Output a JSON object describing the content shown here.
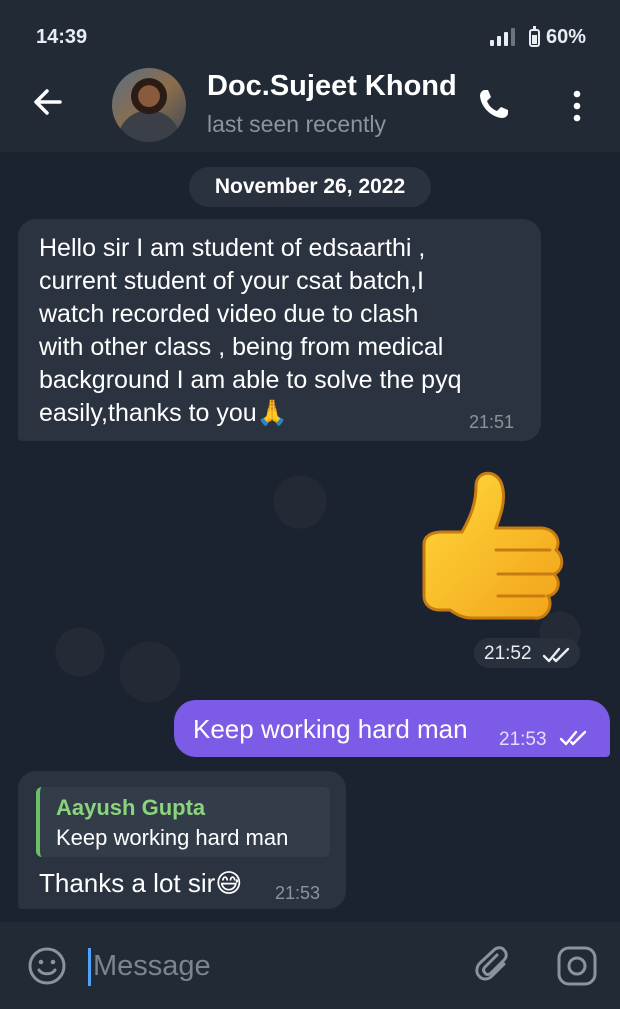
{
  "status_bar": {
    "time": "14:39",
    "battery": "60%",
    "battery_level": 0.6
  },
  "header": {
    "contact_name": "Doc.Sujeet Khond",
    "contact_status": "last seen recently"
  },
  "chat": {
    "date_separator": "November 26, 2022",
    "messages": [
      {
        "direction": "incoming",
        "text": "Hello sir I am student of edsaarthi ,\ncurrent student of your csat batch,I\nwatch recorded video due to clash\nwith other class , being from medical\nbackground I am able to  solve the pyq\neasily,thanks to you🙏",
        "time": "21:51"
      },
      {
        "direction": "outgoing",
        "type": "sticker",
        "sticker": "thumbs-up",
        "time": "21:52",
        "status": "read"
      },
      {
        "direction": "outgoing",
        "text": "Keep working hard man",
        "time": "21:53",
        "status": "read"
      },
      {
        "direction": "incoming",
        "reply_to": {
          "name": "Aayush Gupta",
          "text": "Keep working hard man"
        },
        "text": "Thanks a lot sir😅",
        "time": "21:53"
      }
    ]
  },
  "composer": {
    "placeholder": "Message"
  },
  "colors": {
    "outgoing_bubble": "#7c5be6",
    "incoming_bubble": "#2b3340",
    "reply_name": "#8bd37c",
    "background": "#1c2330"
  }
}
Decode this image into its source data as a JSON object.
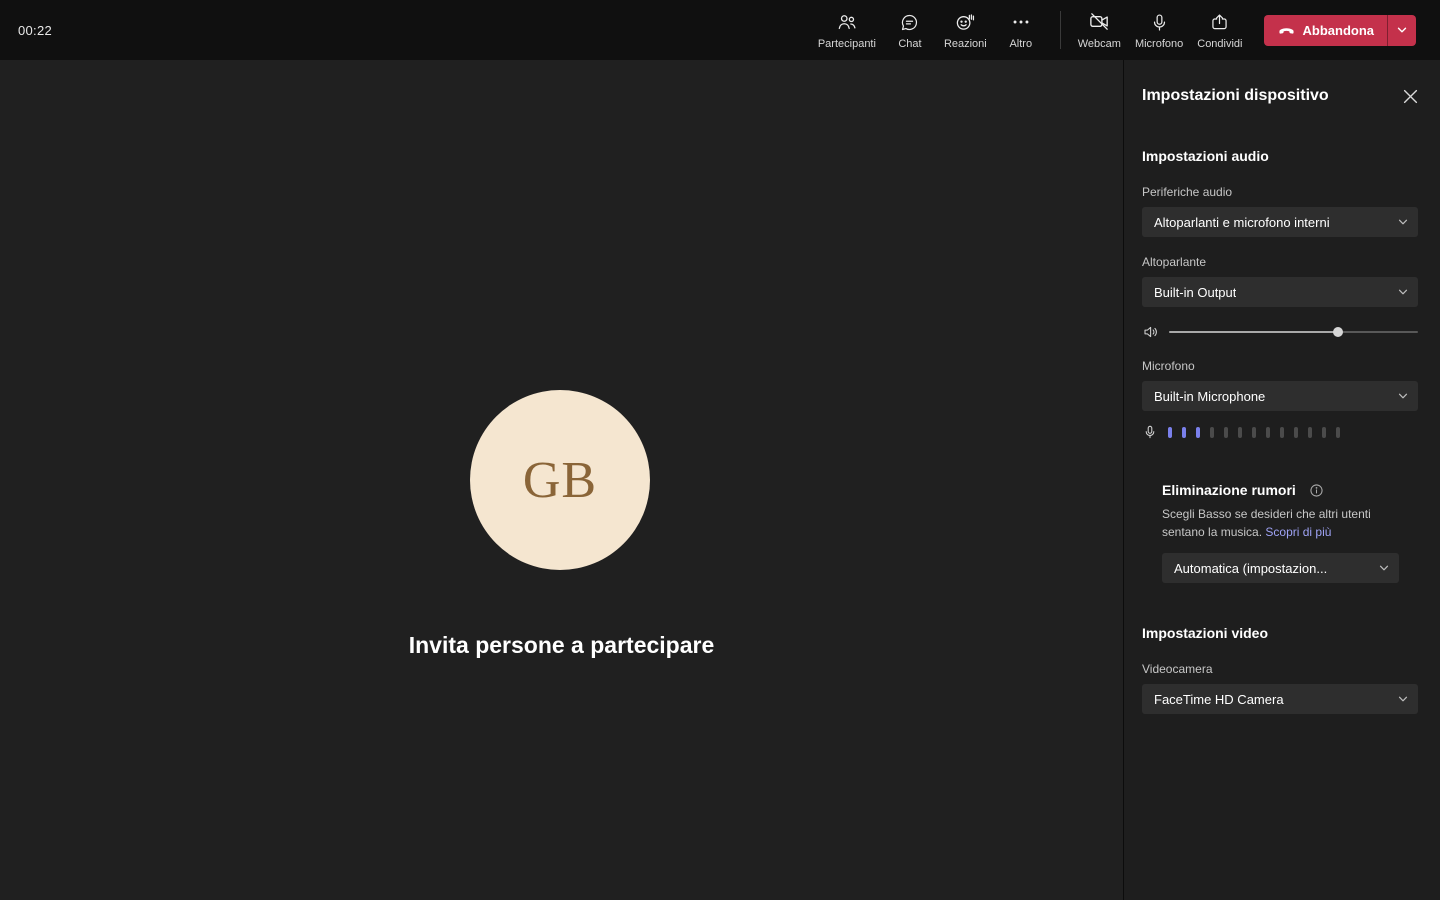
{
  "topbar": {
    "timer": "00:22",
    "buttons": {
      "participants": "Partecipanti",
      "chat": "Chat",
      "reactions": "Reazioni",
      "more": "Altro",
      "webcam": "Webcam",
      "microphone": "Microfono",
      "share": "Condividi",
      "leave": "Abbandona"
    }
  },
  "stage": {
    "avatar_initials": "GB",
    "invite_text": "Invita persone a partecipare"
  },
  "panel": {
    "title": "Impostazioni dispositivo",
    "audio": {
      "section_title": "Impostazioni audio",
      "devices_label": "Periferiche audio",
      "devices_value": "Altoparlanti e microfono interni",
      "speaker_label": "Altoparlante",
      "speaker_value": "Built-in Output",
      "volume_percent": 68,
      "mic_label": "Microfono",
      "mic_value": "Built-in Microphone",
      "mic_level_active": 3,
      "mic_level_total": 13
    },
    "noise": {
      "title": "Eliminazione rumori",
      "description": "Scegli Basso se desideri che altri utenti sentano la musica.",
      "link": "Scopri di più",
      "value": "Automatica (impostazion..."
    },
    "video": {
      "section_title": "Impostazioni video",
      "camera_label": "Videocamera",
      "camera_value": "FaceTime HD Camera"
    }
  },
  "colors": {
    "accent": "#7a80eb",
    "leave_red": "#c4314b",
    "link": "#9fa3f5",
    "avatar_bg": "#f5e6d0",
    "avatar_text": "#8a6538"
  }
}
--*--
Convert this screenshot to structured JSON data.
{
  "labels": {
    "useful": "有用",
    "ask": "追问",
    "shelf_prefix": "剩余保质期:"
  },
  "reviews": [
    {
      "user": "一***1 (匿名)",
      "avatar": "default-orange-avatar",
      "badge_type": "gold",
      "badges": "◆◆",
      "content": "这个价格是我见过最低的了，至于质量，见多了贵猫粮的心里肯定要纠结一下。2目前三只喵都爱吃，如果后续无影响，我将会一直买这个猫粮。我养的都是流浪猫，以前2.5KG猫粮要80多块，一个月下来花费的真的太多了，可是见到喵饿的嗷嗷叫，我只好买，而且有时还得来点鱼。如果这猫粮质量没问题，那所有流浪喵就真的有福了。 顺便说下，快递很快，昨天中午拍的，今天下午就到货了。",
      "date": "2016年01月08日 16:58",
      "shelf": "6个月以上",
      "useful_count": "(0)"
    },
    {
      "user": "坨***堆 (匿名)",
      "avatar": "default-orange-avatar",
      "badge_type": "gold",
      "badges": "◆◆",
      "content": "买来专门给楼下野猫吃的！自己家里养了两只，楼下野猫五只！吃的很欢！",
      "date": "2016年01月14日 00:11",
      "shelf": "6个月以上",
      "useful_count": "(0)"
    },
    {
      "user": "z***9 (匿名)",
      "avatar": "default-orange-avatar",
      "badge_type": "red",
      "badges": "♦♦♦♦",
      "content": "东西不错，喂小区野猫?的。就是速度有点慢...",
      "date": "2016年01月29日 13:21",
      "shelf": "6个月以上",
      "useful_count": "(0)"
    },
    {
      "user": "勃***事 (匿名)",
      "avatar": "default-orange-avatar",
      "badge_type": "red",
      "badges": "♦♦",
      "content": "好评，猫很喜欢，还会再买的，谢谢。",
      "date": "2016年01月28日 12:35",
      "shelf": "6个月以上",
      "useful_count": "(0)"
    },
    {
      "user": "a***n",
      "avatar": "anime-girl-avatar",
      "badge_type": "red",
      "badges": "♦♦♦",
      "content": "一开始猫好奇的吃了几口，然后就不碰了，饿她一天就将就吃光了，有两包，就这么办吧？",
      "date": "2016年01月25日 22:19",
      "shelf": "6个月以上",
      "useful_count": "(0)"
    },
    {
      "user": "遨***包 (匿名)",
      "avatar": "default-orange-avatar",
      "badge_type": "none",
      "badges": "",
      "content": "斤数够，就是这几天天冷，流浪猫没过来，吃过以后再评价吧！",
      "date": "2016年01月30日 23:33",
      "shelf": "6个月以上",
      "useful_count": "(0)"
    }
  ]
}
--*--
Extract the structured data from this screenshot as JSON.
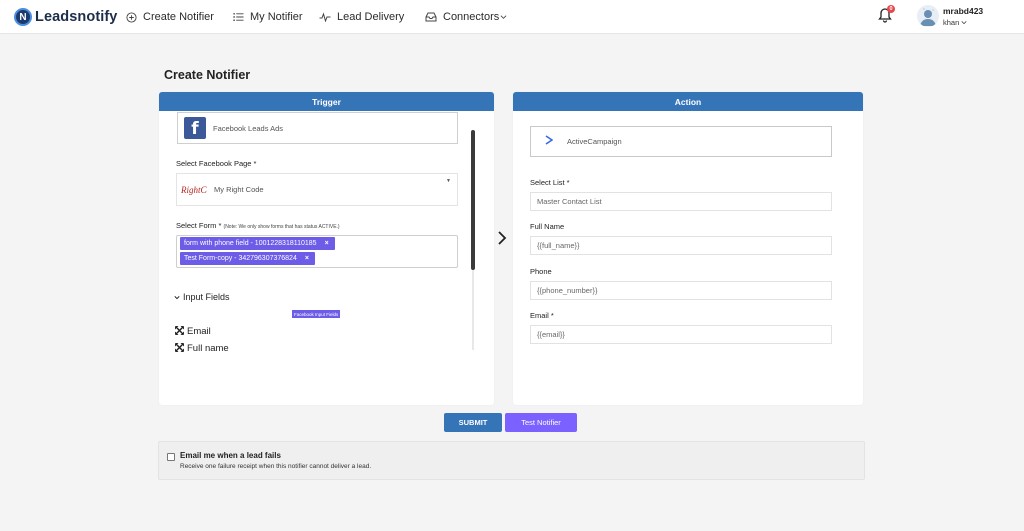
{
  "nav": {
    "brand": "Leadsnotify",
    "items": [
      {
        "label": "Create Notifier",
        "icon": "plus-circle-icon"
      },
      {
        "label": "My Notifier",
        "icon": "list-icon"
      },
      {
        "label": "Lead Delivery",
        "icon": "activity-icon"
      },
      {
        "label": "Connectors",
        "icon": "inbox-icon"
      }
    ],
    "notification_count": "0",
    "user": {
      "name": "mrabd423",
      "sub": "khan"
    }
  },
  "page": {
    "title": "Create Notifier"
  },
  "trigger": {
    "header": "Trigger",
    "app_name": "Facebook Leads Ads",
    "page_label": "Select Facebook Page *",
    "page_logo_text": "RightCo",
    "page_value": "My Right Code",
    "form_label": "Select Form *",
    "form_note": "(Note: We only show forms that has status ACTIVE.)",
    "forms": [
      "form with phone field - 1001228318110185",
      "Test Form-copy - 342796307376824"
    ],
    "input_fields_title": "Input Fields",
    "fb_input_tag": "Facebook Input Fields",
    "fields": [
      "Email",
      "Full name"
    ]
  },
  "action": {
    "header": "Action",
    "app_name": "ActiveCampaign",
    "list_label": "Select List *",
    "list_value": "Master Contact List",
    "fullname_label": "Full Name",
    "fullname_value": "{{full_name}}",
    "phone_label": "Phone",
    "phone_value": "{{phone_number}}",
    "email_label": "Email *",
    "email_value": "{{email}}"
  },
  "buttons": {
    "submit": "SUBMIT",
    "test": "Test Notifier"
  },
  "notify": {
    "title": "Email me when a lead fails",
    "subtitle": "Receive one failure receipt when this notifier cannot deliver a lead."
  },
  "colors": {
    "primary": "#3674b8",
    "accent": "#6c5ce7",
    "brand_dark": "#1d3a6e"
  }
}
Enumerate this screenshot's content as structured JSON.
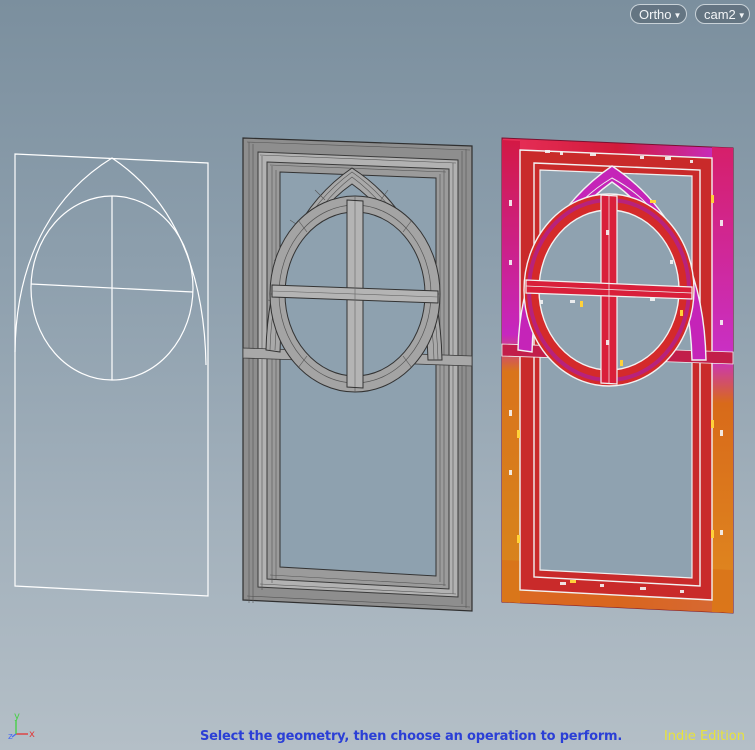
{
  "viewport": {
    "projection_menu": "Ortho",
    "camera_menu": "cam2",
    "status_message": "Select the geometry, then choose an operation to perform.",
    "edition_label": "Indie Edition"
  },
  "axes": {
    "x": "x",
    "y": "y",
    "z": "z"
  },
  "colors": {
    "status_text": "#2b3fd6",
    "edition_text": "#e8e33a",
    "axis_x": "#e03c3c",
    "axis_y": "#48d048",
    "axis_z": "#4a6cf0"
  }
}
--*--
EXERCISE GOAL:
Give the number of lines in the records above that contain the word "Facebook". Reply with that number alone.

FULL SOLUTION:
3